(Extracted data entries)
-- BEGIN --

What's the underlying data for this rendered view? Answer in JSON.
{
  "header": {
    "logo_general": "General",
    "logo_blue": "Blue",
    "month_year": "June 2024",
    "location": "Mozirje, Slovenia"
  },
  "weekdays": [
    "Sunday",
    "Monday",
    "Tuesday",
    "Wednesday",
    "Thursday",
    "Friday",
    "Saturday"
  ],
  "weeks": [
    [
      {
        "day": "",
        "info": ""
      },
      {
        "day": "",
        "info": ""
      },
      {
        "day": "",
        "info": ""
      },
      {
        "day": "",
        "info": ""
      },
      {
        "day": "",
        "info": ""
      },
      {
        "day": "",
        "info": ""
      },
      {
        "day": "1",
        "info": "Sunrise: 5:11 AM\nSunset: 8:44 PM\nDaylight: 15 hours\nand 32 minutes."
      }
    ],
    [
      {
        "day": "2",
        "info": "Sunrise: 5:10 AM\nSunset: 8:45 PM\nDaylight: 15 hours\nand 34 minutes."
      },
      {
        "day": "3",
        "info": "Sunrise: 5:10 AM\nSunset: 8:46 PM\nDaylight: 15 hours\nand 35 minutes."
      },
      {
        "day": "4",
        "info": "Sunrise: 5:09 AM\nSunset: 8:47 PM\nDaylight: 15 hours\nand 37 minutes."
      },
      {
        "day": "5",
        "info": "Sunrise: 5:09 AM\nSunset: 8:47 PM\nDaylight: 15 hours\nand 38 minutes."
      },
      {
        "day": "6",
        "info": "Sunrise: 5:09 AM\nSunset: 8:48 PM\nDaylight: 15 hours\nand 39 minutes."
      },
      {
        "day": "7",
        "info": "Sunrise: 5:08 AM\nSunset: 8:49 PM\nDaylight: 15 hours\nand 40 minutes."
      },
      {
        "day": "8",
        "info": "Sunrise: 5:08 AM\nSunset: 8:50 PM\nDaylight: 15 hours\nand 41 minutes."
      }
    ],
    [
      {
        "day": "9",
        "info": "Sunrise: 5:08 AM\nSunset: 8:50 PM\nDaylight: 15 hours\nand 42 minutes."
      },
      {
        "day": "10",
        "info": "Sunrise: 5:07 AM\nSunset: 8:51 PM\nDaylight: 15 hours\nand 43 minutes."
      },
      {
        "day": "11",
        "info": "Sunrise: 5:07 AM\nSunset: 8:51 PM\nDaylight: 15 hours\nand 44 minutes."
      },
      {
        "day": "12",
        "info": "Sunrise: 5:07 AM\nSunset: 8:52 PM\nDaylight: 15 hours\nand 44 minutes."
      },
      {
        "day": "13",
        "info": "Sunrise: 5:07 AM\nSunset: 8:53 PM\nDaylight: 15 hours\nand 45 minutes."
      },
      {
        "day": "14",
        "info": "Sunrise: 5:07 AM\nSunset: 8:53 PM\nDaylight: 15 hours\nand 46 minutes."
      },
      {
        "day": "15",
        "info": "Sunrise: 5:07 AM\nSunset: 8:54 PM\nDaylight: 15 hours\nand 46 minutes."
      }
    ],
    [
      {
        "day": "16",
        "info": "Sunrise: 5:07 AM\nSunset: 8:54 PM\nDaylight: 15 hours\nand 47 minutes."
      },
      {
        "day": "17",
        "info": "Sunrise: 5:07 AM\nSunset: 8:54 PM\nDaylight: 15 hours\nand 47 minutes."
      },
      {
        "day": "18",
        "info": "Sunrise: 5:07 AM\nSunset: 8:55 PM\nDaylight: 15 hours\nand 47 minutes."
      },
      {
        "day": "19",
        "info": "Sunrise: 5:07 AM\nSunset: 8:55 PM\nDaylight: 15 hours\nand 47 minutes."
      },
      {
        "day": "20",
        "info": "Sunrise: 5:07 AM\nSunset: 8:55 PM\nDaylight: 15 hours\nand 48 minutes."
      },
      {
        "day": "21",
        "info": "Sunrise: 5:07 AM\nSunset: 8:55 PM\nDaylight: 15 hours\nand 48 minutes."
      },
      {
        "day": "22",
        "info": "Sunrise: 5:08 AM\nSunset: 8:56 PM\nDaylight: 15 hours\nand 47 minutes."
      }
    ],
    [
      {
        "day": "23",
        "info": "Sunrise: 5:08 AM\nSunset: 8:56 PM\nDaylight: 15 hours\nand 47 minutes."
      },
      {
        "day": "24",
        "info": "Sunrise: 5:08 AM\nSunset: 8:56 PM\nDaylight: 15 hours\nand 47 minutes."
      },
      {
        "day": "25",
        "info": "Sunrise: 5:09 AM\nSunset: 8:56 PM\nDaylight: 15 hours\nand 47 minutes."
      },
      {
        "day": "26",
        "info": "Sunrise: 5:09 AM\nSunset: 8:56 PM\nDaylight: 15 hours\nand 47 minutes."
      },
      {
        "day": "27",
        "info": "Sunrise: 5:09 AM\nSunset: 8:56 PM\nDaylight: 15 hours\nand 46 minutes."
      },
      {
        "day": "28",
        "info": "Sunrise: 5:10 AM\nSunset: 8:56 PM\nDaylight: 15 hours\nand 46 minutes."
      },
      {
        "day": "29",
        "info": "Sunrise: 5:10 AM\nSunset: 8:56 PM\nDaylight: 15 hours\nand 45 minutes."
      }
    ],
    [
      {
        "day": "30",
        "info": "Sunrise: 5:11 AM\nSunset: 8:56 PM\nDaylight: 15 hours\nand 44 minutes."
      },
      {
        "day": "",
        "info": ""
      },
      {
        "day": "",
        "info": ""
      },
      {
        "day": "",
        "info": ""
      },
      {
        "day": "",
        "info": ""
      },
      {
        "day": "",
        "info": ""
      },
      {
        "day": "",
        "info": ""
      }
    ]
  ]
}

-- END --

Given exercise.
Repeat every entry exactly as written above.

Reply.
What's the underlying data for this rendered view? Answer in JSON.
{
  "header": {
    "logo_general": "General",
    "logo_blue": "Blue",
    "month_year": "June 2024",
    "location": "Mozirje, Slovenia"
  },
  "weekdays": [
    "Sunday",
    "Monday",
    "Tuesday",
    "Wednesday",
    "Thursday",
    "Friday",
    "Saturday"
  ],
  "weeks": [
    [
      {
        "day": "",
        "info": ""
      },
      {
        "day": "",
        "info": ""
      },
      {
        "day": "",
        "info": ""
      },
      {
        "day": "",
        "info": ""
      },
      {
        "day": "",
        "info": ""
      },
      {
        "day": "",
        "info": ""
      },
      {
        "day": "1",
        "info": "Sunrise: 5:11 AM\nSunset: 8:44 PM\nDaylight: 15 hours\nand 32 minutes."
      }
    ],
    [
      {
        "day": "2",
        "info": "Sunrise: 5:10 AM\nSunset: 8:45 PM\nDaylight: 15 hours\nand 34 minutes."
      },
      {
        "day": "3",
        "info": "Sunrise: 5:10 AM\nSunset: 8:46 PM\nDaylight: 15 hours\nand 35 minutes."
      },
      {
        "day": "4",
        "info": "Sunrise: 5:09 AM\nSunset: 8:47 PM\nDaylight: 15 hours\nand 37 minutes."
      },
      {
        "day": "5",
        "info": "Sunrise: 5:09 AM\nSunset: 8:47 PM\nDaylight: 15 hours\nand 38 minutes."
      },
      {
        "day": "6",
        "info": "Sunrise: 5:09 AM\nSunset: 8:48 PM\nDaylight: 15 hours\nand 39 minutes."
      },
      {
        "day": "7",
        "info": "Sunrise: 5:08 AM\nSunset: 8:49 PM\nDaylight: 15 hours\nand 40 minutes."
      },
      {
        "day": "8",
        "info": "Sunrise: 5:08 AM\nSunset: 8:50 PM\nDaylight: 15 hours\nand 41 minutes."
      }
    ],
    [
      {
        "day": "9",
        "info": "Sunrise: 5:08 AM\nSunset: 8:50 PM\nDaylight: 15 hours\nand 42 minutes."
      },
      {
        "day": "10",
        "info": "Sunrise: 5:07 AM\nSunset: 8:51 PM\nDaylight: 15 hours\nand 43 minutes."
      },
      {
        "day": "11",
        "info": "Sunrise: 5:07 AM\nSunset: 8:51 PM\nDaylight: 15 hours\nand 44 minutes."
      },
      {
        "day": "12",
        "info": "Sunrise: 5:07 AM\nSunset: 8:52 PM\nDaylight: 15 hours\nand 44 minutes."
      },
      {
        "day": "13",
        "info": "Sunrise: 5:07 AM\nSunset: 8:53 PM\nDaylight: 15 hours\nand 45 minutes."
      },
      {
        "day": "14",
        "info": "Sunrise: 5:07 AM\nSunset: 8:53 PM\nDaylight: 15 hours\nand 46 minutes."
      },
      {
        "day": "15",
        "info": "Sunrise: 5:07 AM\nSunset: 8:54 PM\nDaylight: 15 hours\nand 46 minutes."
      }
    ],
    [
      {
        "day": "16",
        "info": "Sunrise: 5:07 AM\nSunset: 8:54 PM\nDaylight: 15 hours\nand 47 minutes."
      },
      {
        "day": "17",
        "info": "Sunrise: 5:07 AM\nSunset: 8:54 PM\nDaylight: 15 hours\nand 47 minutes."
      },
      {
        "day": "18",
        "info": "Sunrise: 5:07 AM\nSunset: 8:55 PM\nDaylight: 15 hours\nand 47 minutes."
      },
      {
        "day": "19",
        "info": "Sunrise: 5:07 AM\nSunset: 8:55 PM\nDaylight: 15 hours\nand 47 minutes."
      },
      {
        "day": "20",
        "info": "Sunrise: 5:07 AM\nSunset: 8:55 PM\nDaylight: 15 hours\nand 48 minutes."
      },
      {
        "day": "21",
        "info": "Sunrise: 5:07 AM\nSunset: 8:55 PM\nDaylight: 15 hours\nand 48 minutes."
      },
      {
        "day": "22",
        "info": "Sunrise: 5:08 AM\nSunset: 8:56 PM\nDaylight: 15 hours\nand 47 minutes."
      }
    ],
    [
      {
        "day": "23",
        "info": "Sunrise: 5:08 AM\nSunset: 8:56 PM\nDaylight: 15 hours\nand 47 minutes."
      },
      {
        "day": "24",
        "info": "Sunrise: 5:08 AM\nSunset: 8:56 PM\nDaylight: 15 hours\nand 47 minutes."
      },
      {
        "day": "25",
        "info": "Sunrise: 5:09 AM\nSunset: 8:56 PM\nDaylight: 15 hours\nand 47 minutes."
      },
      {
        "day": "26",
        "info": "Sunrise: 5:09 AM\nSunset: 8:56 PM\nDaylight: 15 hours\nand 47 minutes."
      },
      {
        "day": "27",
        "info": "Sunrise: 5:09 AM\nSunset: 8:56 PM\nDaylight: 15 hours\nand 46 minutes."
      },
      {
        "day": "28",
        "info": "Sunrise: 5:10 AM\nSunset: 8:56 PM\nDaylight: 15 hours\nand 46 minutes."
      },
      {
        "day": "29",
        "info": "Sunrise: 5:10 AM\nSunset: 8:56 PM\nDaylight: 15 hours\nand 45 minutes."
      }
    ],
    [
      {
        "day": "30",
        "info": "Sunrise: 5:11 AM\nSunset: 8:56 PM\nDaylight: 15 hours\nand 44 minutes."
      },
      {
        "day": "",
        "info": ""
      },
      {
        "day": "",
        "info": ""
      },
      {
        "day": "",
        "info": ""
      },
      {
        "day": "",
        "info": ""
      },
      {
        "day": "",
        "info": ""
      },
      {
        "day": "",
        "info": ""
      }
    ]
  ]
}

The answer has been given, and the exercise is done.